Set exercise - Set all the material down again unchanged, without the pictures.

Figure record listings:
"""

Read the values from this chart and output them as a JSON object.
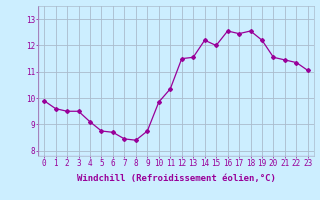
{
  "x": [
    0,
    1,
    2,
    3,
    4,
    5,
    6,
    7,
    8,
    9,
    10,
    11,
    12,
    13,
    14,
    15,
    16,
    17,
    18,
    19,
    20,
    21,
    22,
    23
  ],
  "y": [
    9.9,
    9.6,
    9.5,
    9.5,
    9.1,
    8.75,
    8.7,
    8.45,
    8.4,
    8.75,
    9.85,
    10.35,
    11.5,
    11.55,
    12.2,
    12.0,
    12.55,
    12.45,
    12.55,
    12.2,
    11.55,
    11.45,
    11.35,
    11.05
  ],
  "line_color": "#990099",
  "marker": "D",
  "marker_size": 2,
  "bg_color": "#cceeff",
  "grid_color": "#aabbcc",
  "xlabel": "Windchill (Refroidissement éolien,°C)",
  "ylim": [
    7.8,
    13.5
  ],
  "xlim": [
    -0.5,
    23.5
  ],
  "yticks": [
    8,
    9,
    10,
    11,
    12,
    13
  ],
  "xtick_labels": [
    "0",
    "1",
    "2",
    "3",
    "4",
    "5",
    "6",
    "7",
    "8",
    "9",
    "10",
    "11",
    "12",
    "13",
    "14",
    "15",
    "16",
    "17",
    "18",
    "19",
    "20",
    "21",
    "22",
    "23"
  ],
  "font_color": "#990099",
  "tick_fontsize": 5.5,
  "label_fontsize": 6.5
}
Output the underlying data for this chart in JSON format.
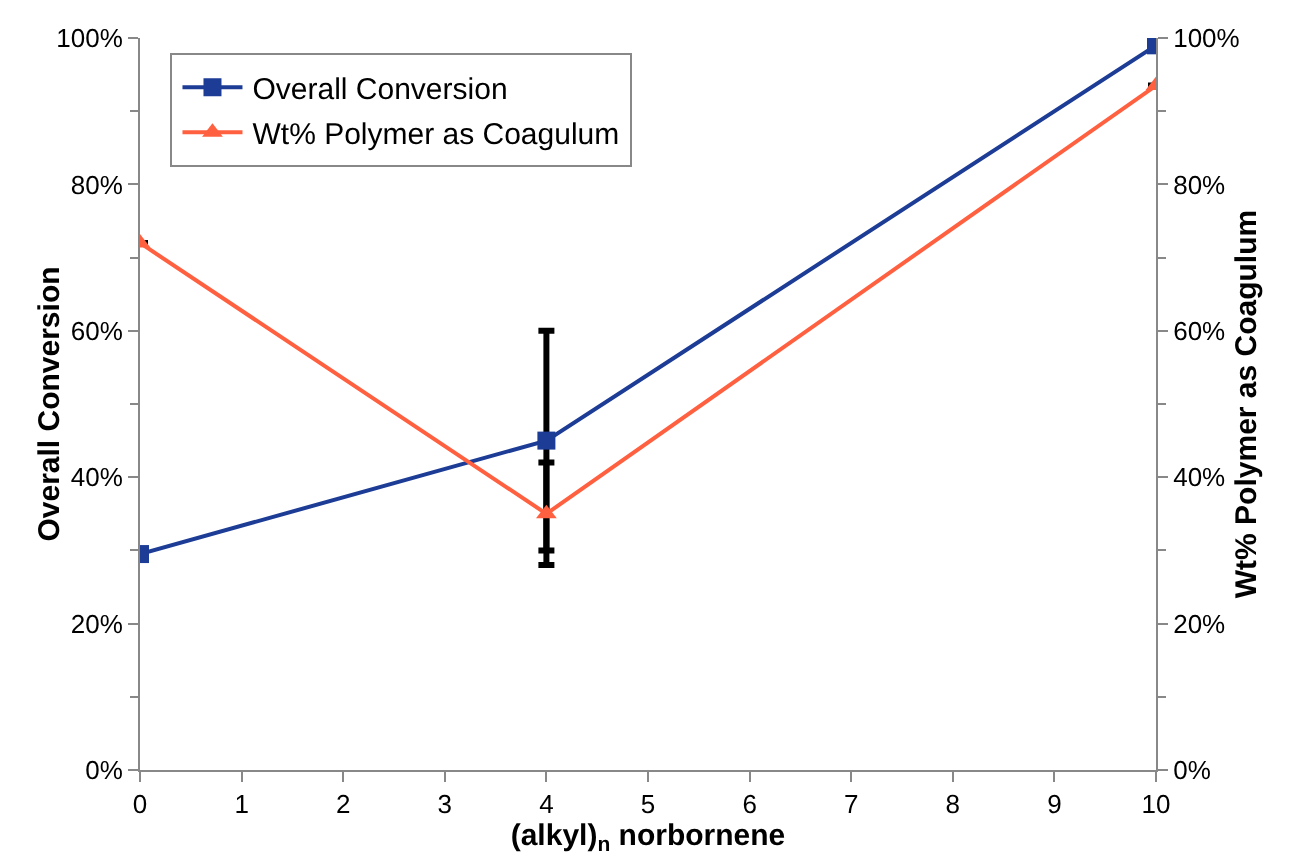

"""

Completed task -
Read the values from this chart and output them as a JSON object.
{
  "x": [
    0,
    1,
    2,
    3,
    4,
    5,
    6,
    7,
    8,
    9,
    10,
    11,
    12,
    13,
    14,
    15,
    16,
    17,
    18,
    19,
    20,
    21,
    22,
    23
  ],
  "y": [
    9.9,
    9.6,
    9.5,
    9.5,
    9.1,
    8.75,
    8.7,
    8.45,
    8.4,
    8.75,
    9.85,
    10.35,
    11.5,
    11.55,
    12.2,
    12.0,
    12.55,
    12.45,
    12.55,
    12.2,
    11.55,
    11.45,
    11.35,
    11.05
  ],
  "line_color": "#990099",
  "marker": "D",
  "marker_size": 2,
  "bg_color": "#cceeff",
  "grid_color": "#aabbcc",
  "xlabel": "Windchill (Refroidissement éolien,°C)",
  "ylim": [
    7.8,
    13.5
  ],
  "xlim": [
    -0.5,
    23.5
  ],
  "yticks": [
    8,
    9,
    10,
    11,
    12,
    13
  ],
  "xtick_labels": [
    "0",
    "1",
    "2",
    "3",
    "4",
    "5",
    "6",
    "7",
    "8",
    "9",
    "10",
    "11",
    "12",
    "13",
    "14",
    "15",
    "16",
    "17",
    "18",
    "19",
    "20",
    "21",
    "22",
    "23"
  ],
  "font_color": "#990099",
  "tick_fontsize": 5.5,
  "label_fontsize": 6.5
}
Output the underlying data for this chart in JSON format.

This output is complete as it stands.